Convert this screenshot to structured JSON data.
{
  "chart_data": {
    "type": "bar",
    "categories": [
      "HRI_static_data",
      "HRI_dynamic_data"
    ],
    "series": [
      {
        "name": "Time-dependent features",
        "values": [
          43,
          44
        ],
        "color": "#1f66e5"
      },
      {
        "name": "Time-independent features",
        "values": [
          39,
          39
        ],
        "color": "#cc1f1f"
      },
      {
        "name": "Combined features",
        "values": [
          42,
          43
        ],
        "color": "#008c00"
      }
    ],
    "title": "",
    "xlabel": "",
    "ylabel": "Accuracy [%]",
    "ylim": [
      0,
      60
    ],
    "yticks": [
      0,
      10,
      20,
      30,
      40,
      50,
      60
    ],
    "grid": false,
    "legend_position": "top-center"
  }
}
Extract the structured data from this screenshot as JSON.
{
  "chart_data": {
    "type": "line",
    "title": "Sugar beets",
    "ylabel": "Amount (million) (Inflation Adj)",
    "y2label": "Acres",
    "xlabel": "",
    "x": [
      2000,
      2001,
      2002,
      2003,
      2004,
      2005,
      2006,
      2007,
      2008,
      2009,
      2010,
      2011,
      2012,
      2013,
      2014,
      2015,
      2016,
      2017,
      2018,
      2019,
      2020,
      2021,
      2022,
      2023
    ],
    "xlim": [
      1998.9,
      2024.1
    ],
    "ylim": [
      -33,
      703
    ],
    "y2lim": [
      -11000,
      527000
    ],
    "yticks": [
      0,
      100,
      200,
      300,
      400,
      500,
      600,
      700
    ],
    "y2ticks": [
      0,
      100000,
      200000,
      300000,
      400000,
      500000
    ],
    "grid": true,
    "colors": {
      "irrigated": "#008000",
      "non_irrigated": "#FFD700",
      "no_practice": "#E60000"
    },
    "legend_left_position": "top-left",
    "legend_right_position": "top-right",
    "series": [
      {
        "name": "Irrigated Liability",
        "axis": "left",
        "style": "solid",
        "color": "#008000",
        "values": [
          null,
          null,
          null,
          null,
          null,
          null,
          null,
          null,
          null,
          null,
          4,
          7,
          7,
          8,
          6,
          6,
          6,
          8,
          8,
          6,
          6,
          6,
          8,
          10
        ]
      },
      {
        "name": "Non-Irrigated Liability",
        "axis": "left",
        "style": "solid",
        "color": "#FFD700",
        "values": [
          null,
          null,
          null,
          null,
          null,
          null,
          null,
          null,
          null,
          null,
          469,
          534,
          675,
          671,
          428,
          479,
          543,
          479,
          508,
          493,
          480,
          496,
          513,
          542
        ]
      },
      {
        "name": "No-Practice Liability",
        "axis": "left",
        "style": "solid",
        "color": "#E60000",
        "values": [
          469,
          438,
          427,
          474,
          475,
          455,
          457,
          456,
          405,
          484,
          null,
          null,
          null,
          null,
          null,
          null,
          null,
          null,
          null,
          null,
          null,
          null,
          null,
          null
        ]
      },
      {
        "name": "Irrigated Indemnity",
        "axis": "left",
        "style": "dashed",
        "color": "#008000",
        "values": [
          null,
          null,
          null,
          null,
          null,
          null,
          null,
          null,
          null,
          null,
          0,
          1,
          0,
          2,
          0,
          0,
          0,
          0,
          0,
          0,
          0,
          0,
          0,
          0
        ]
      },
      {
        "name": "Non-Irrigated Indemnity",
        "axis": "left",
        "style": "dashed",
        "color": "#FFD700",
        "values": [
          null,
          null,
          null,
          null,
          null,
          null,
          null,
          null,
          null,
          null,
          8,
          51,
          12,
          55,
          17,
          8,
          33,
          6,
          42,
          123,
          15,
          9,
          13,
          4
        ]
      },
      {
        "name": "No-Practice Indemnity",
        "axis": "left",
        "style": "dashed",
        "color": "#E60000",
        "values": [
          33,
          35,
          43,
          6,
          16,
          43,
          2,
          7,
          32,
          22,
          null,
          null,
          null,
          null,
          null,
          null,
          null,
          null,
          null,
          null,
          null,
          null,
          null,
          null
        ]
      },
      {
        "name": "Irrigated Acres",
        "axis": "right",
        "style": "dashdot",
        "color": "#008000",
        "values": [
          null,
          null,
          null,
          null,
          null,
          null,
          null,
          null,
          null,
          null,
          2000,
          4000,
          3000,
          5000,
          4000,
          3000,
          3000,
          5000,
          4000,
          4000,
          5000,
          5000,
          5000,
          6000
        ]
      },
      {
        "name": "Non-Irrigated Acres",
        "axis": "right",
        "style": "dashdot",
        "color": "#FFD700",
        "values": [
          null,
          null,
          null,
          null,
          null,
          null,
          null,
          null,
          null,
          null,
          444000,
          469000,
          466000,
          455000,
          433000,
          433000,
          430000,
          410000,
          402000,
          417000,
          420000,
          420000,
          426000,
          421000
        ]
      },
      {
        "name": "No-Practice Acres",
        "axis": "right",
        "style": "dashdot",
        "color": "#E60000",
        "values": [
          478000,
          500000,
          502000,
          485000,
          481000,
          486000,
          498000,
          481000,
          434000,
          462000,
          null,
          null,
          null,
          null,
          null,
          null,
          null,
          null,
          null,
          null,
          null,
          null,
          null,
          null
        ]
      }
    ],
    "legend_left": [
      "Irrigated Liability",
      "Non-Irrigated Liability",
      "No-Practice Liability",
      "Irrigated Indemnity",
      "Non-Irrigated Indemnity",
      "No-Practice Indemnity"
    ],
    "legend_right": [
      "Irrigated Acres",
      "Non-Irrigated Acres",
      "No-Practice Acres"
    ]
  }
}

▶ TASK DETAILS
Every entry must be retyped in full, exactly as given.

▶ CORRECT OUTPUT
Convert this screenshot to structured JSON data.
{
  "chart_data": {
    "type": "bar",
    "categories": [
      "HRI_static_data",
      "HRI_dynamic_data"
    ],
    "series": [
      {
        "name": "Time-dependent features",
        "values": [
          43,
          44
        ],
        "color": "#1f66e5"
      },
      {
        "name": "Time-independent features",
        "values": [
          39,
          39
        ],
        "color": "#cc1f1f"
      },
      {
        "name": "Combined features",
        "values": [
          42,
          43
        ],
        "color": "#008c00"
      }
    ],
    "title": "",
    "xlabel": "",
    "ylabel": "Accuracy [%]",
    "ylim": [
      0,
      60
    ],
    "yticks": [
      0,
      10,
      20,
      30,
      40,
      50,
      60
    ],
    "grid": false,
    "legend_position": "top-center"
  }
}
Extract the structured data from this screenshot as JSON.
{
  "chart_data": {
    "type": "line",
    "title": "Sugar beets",
    "ylabel": "Amount (million) (Inflation Adj)",
    "y2label": "Acres",
    "xlabel": "",
    "x": [
      2000,
      2001,
      2002,
      2003,
      2004,
      2005,
      2006,
      2007,
      2008,
      2009,
      2010,
      2011,
      2012,
      2013,
      2014,
      2015,
      2016,
      2017,
      2018,
      2019,
      2020,
      2021,
      2022,
      2023
    ],
    "xlim": [
      1998.9,
      2024.1
    ],
    "ylim": [
      -33,
      703
    ],
    "y2lim": [
      -11000,
      527000
    ],
    "yticks": [
      0,
      100,
      200,
      300,
      400,
      500,
      600,
      700
    ],
    "y2ticks": [
      0,
      100000,
      200000,
      300000,
      400000,
      500000
    ],
    "grid": true,
    "colors": {
      "irrigated": "#008000",
      "non_irrigated": "#FFD700",
      "no_practice": "#E60000"
    },
    "legend_left_position": "top-left",
    "legend_right_position": "top-right",
    "series": [
      {
        "name": "Irrigated Liability",
        "axis": "left",
        "style": "solid",
        "color": "#008000",
        "values": [
          null,
          null,
          null,
          null,
          null,
          null,
          null,
          null,
          null,
          null,
          4,
          7,
          7,
          8,
          6,
          6,
          6,
          8,
          8,
          6,
          6,
          6,
          8,
          10
        ]
      },
      {
        "name": "Non-Irrigated Liability",
        "axis": "left",
        "style": "solid",
        "color": "#FFD700",
        "values": [
          null,
          null,
          null,
          null,
          null,
          null,
          null,
          null,
          null,
          null,
          469,
          534,
          675,
          671,
          428,
          479,
          543,
          479,
          508,
          493,
          480,
          496,
          513,
          542
        ]
      },
      {
        "name": "No-Practice Liability",
        "axis": "left",
        "style": "solid",
        "color": "#E60000",
        "values": [
          469,
          438,
          427,
          474,
          475,
          455,
          457,
          456,
          405,
          484,
          null,
          null,
          null,
          null,
          null,
          null,
          null,
          null,
          null,
          null,
          null,
          null,
          null,
          null
        ]
      },
      {
        "name": "Irrigated Indemnity",
        "axis": "left",
        "style": "dashed",
        "color": "#008000",
        "values": [
          null,
          null,
          null,
          null,
          null,
          null,
          null,
          null,
          null,
          null,
          0,
          1,
          0,
          2,
          0,
          0,
          0,
          0,
          0,
          0,
          0,
          0,
          0,
          0
        ]
      },
      {
        "name": "Non-Irrigated Indemnity",
        "axis": "left",
        "style": "dashed",
        "color": "#FFD700",
        "values": [
          null,
          null,
          null,
          null,
          null,
          null,
          null,
          null,
          null,
          null,
          8,
          51,
          12,
          55,
          17,
          8,
          33,
          6,
          42,
          123,
          15,
          9,
          13,
          4
        ]
      },
      {
        "name": "No-Practice Indemnity",
        "axis": "left",
        "style": "dashed",
        "color": "#E60000",
        "values": [
          33,
          35,
          43,
          6,
          16,
          43,
          2,
          7,
          32,
          22,
          null,
          null,
          null,
          null,
          null,
          null,
          null,
          null,
          null,
          null,
          null,
          null,
          null,
          null
        ]
      },
      {
        "name": "Irrigated Acres",
        "axis": "right",
        "style": "dashdot",
        "color": "#008000",
        "values": [
          null,
          null,
          null,
          null,
          null,
          null,
          null,
          null,
          null,
          null,
          2000,
          4000,
          3000,
          5000,
          4000,
          3000,
          3000,
          5000,
          4000,
          4000,
          5000,
          5000,
          5000,
          6000
        ]
      },
      {
        "name": "Non-Irrigated Acres",
        "axis": "right",
        "style": "dashdot",
        "color": "#FFD700",
        "values": [
          null,
          null,
          null,
          null,
          null,
          null,
          null,
          null,
          null,
          null,
          444000,
          469000,
          466000,
          455000,
          433000,
          433000,
          430000,
          410000,
          402000,
          417000,
          420000,
          420000,
          426000,
          421000
        ]
      },
      {
        "name": "No-Practice Acres",
        "axis": "right",
        "style": "dashdot",
        "color": "#E60000",
        "values": [
          478000,
          500000,
          502000,
          485000,
          481000,
          486000,
          498000,
          481000,
          434000,
          462000,
          null,
          null,
          null,
          null,
          null,
          null,
          null,
          null,
          null,
          null,
          null,
          null,
          null,
          null
        ]
      }
    ],
    "legend_left": [
      "Irrigated Liability",
      "Non-Irrigated Liability",
      "No-Practice Liability",
      "Irrigated Indemnity",
      "Non-Irrigated Indemnity",
      "No-Practice Indemnity"
    ],
    "legend_right": [
      "Irrigated Acres",
      "Non-Irrigated Acres",
      "No-Practice Acres"
    ]
  }
}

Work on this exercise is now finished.